[Verifique sua compreensão]
- A) Segundo a instrução normativa, qual dispositivo legal confere ao ministro a atribuição que ele usa para expedi-la?
- B) Reproduza fielmente o trecho da instrução normativa que vai de "Os órgãos/entidades integrantes" até "Poder Executivo Federal.", incluindo esses dois trechos.

[Texto fornecido]
Instruções NormativasLegislação

Instrução Normativa Mare-GM n° 5, de 21 de julho de 1995

O MINISTRO DE ESTADO DA ADMINISTRAÇÃO FEDERAL E REFORMA DO ESTADO – MARE, no uso da atribuição que lhe confere o artigo 3º do Decreto nº 1.094, de 23 de março de 1994, e tendo em vista o disposto nos artigos 34 e 115 da Lei nº 8.666, de 21 de junho de 1993, RESOLVE:

 

Expedir a presente Instrução Normativa – IN com o objetivo de estabelecer os procedimentos destinados à implantação e operacionalização do SISTEMA DE CADASTRAMENTO UNIFICADO DE SERVIÇOS GERAIS – SICAF, MÓDULO DO SISTEMA INTEGRADO DE ADMINISTRAÇÃO DE FORNECEDORES- SIASG , nos órgãos da Presidência da República, nos Ministérios, nas Autarquias e nas Fundações que integram o SISTEMA DE SERVIÇOS GERAIS – SISG.

 

Os órgãos/entidades integrantes do SISG, bem como os demais órgãos/entidades que optarem pela utilização do SICAF, ficam obrigados à adoção dos procedimentos estabelecidos nesta IN, visando à desejada otimização da sistemática de compras da Administração Pública.

 

1.FINALIDADE.

 

1.1. 0 registro de fornecedor no SICAF ora regulamentado, de acordo com o artigo 34 combinado com o artigo 115, da Lei nº 8.666/93 constitui-se no registro cadastral oficial do Poder Executivo Federal.

 

1.2. O SICAF tem como finalidade cadastrar e habilitar parcialmente pessoas físicas ou jurídicas, interessadas em participar de licitações realizadas por órgãos/entidades de que trata esta Instrução Normativa – IN bem como acompanhar o desempenho dos fornecimentos contratados.

 

1.3. Fica vedada a licitação para aquisição de bens e contratações de obras e serviços junto. a fornecedores não cadastrados, qualquer que seja a modalidade de licitação, inclusive nos casos de dispensa ou de inexigibilidade.

 

1.3.1. Considera-se exceção à regra a aquisição de bens e contratações de obras e serviços cujos valores sejam iguais ou menores do que os estabelecidos no art. 24, incisos I e II, e nas hipóteses previstas nos incisos III, IV, VIII, IX, XIV, XVI EE XVIII, da Lei nº 8. 666/93, devendo, contudo, ser comprovada pelas pessoas jurídicas a quitação com o INSS, FGTS e Fazenda Federal e, pelas pessoas físicas, a quitação com a Fazenda Federal.

Trechos de um conjunto de dados:
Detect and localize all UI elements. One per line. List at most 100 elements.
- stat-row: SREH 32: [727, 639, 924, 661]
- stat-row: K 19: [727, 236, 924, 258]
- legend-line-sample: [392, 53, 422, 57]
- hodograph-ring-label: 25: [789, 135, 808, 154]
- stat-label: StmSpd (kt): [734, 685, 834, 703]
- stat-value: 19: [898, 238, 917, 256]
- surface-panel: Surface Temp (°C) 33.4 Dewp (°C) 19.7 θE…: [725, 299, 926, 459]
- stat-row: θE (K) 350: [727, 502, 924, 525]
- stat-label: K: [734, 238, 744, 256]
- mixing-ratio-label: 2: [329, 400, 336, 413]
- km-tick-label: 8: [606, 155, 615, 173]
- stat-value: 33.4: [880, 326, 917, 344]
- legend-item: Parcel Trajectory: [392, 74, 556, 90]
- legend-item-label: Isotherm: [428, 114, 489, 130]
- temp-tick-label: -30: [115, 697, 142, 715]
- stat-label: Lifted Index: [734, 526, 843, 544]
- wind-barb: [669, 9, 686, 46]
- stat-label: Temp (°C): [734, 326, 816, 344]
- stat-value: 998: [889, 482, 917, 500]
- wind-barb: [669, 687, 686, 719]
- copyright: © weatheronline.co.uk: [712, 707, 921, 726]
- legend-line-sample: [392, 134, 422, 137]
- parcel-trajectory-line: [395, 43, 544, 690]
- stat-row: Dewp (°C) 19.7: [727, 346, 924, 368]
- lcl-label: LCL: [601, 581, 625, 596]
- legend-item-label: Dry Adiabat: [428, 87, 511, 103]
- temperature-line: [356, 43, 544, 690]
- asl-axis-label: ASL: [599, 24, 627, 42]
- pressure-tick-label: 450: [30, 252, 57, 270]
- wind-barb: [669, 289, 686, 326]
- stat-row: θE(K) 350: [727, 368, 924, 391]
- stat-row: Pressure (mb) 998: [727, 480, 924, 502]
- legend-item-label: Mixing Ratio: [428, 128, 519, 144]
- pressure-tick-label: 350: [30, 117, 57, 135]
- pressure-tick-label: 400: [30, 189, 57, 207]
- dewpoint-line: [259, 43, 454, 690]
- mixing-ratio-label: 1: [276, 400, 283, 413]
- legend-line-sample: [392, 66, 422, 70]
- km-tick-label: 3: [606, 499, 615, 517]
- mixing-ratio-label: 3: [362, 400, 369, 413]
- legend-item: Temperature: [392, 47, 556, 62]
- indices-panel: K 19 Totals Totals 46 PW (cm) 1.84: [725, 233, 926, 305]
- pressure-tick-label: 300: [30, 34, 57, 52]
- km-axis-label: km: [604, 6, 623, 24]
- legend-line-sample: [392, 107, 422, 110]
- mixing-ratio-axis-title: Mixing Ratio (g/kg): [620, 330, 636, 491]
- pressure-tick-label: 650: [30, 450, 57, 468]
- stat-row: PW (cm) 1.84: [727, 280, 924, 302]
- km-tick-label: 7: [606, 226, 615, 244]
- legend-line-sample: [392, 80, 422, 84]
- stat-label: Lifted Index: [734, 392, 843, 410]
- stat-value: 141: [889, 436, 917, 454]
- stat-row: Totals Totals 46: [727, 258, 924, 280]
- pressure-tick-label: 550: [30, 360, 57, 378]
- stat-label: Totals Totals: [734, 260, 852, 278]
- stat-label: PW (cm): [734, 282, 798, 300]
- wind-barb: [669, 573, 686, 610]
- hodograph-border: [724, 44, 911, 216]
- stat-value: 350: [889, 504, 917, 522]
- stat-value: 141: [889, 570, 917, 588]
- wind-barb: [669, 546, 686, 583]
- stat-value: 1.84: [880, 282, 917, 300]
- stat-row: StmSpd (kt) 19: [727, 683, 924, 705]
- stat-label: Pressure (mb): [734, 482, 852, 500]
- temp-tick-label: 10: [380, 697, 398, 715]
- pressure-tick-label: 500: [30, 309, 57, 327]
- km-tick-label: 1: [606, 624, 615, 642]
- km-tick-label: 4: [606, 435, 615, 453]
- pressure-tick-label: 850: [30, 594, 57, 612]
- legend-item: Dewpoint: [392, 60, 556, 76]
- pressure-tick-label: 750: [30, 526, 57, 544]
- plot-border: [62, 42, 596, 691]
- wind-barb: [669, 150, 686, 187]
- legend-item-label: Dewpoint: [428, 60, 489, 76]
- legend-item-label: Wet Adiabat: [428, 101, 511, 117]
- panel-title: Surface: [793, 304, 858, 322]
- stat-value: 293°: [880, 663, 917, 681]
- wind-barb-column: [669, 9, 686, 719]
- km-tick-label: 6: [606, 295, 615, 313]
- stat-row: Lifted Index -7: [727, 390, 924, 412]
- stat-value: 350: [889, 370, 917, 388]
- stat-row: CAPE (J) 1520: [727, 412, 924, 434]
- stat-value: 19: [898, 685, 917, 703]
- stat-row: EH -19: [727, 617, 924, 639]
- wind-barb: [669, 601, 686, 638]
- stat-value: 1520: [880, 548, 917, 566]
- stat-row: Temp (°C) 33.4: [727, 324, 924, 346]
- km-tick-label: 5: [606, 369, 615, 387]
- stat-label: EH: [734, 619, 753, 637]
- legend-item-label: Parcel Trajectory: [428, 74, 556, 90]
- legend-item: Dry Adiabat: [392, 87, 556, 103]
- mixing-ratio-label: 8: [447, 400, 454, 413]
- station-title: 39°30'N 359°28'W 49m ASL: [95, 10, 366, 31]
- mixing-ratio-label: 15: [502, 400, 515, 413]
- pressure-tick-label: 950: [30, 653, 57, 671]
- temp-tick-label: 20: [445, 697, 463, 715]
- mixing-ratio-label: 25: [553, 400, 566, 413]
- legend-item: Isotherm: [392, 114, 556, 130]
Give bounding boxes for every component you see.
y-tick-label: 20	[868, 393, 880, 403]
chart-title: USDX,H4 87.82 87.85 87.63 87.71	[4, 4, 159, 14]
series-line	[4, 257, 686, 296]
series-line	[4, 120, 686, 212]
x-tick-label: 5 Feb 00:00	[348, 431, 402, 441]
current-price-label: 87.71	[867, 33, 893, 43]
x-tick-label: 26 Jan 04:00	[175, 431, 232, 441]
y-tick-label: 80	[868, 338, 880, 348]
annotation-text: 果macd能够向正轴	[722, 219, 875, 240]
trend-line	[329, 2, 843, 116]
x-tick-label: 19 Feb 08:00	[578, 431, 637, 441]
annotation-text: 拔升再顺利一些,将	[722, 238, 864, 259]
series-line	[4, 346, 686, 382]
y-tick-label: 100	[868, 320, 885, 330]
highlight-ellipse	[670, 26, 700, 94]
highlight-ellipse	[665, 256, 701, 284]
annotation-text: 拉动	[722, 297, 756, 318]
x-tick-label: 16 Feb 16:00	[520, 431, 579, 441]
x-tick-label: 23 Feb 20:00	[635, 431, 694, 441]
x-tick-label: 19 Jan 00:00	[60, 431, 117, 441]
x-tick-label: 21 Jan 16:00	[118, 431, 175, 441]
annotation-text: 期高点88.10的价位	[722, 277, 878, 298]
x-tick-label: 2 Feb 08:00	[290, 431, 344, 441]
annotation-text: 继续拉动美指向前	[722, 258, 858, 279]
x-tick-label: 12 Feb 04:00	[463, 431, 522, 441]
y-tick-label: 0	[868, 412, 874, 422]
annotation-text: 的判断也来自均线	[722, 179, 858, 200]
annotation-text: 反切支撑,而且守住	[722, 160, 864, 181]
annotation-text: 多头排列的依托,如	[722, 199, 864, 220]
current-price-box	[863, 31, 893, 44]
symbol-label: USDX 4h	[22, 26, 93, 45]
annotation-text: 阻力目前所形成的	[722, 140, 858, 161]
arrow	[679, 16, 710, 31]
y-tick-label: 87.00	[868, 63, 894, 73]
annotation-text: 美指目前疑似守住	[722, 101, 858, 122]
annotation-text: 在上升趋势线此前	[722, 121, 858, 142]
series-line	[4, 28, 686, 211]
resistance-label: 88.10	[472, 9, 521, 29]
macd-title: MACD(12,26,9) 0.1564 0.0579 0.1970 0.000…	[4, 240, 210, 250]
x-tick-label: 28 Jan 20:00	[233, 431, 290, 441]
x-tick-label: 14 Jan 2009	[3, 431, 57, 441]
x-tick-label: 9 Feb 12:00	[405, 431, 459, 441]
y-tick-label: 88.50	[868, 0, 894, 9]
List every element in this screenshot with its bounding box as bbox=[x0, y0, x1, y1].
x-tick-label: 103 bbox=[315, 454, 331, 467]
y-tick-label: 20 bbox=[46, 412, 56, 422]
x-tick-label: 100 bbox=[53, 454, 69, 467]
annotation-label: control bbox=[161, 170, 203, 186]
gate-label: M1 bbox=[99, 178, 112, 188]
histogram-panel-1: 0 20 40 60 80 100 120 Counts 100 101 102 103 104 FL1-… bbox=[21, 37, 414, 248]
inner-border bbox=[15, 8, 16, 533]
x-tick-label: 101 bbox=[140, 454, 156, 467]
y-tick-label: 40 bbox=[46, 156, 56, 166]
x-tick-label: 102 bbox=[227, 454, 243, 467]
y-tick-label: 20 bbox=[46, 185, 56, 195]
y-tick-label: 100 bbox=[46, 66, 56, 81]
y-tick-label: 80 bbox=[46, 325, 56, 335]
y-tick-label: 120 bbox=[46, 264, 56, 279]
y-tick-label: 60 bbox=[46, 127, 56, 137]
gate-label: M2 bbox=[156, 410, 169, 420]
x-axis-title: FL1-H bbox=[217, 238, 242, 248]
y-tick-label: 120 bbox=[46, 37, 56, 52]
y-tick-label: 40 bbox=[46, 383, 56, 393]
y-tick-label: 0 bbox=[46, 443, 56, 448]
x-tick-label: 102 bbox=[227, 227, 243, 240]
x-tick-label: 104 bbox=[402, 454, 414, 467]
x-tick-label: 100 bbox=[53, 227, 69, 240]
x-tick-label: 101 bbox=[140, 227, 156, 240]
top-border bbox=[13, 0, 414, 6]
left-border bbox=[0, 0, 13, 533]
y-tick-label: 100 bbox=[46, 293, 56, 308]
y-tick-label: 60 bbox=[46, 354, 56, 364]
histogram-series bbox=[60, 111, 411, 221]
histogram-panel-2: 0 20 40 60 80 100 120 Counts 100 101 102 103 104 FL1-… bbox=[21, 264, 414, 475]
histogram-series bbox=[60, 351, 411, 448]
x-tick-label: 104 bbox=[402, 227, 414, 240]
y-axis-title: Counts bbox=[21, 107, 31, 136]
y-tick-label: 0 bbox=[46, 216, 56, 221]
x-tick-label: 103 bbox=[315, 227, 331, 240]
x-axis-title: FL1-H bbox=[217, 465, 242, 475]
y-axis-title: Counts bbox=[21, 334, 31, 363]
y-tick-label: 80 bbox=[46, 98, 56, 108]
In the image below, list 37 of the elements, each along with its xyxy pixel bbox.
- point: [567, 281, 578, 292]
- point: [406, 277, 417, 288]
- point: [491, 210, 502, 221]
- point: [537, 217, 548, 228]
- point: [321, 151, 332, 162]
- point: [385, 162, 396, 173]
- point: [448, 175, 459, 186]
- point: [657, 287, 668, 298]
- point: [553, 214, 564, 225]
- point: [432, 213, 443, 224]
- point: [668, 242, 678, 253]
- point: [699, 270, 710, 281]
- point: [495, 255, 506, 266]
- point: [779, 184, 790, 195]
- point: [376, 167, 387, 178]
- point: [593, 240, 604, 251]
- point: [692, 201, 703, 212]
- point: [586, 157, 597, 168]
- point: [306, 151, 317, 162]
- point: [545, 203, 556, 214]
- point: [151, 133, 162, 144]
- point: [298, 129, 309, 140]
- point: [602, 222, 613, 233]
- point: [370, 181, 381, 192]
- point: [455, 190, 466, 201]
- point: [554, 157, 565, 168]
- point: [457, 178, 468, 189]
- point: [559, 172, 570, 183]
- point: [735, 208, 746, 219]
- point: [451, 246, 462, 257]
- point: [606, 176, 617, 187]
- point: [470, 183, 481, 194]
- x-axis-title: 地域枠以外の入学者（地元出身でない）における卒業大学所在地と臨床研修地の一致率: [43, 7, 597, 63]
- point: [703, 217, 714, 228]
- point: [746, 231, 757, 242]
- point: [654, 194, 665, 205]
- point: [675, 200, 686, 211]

[Respostas às tarefas]
- A) O artigo 3º do Decreto nº 1.094, de 23 de março de 1994.

- B)
Os órgãos/entidades integrantes do SISG, bem como os demais órgãos/entidades que optarem pela utilização do SICAF, ficam obrigados à adoção dos procedimentos estabelecidos nesta IN, visando à desejada otimização da sistemática de compras da Administração Pública.

 

1.FINALIDADE.

 

1.1. 0 registro de fornecedor no SICAF ora regulamentado, de acordo com o artigo 34 combinado com o artigo 115, da Lei nº 8.666/93 constitui-se no registro cadastral oficial do Poder Executivo Federal.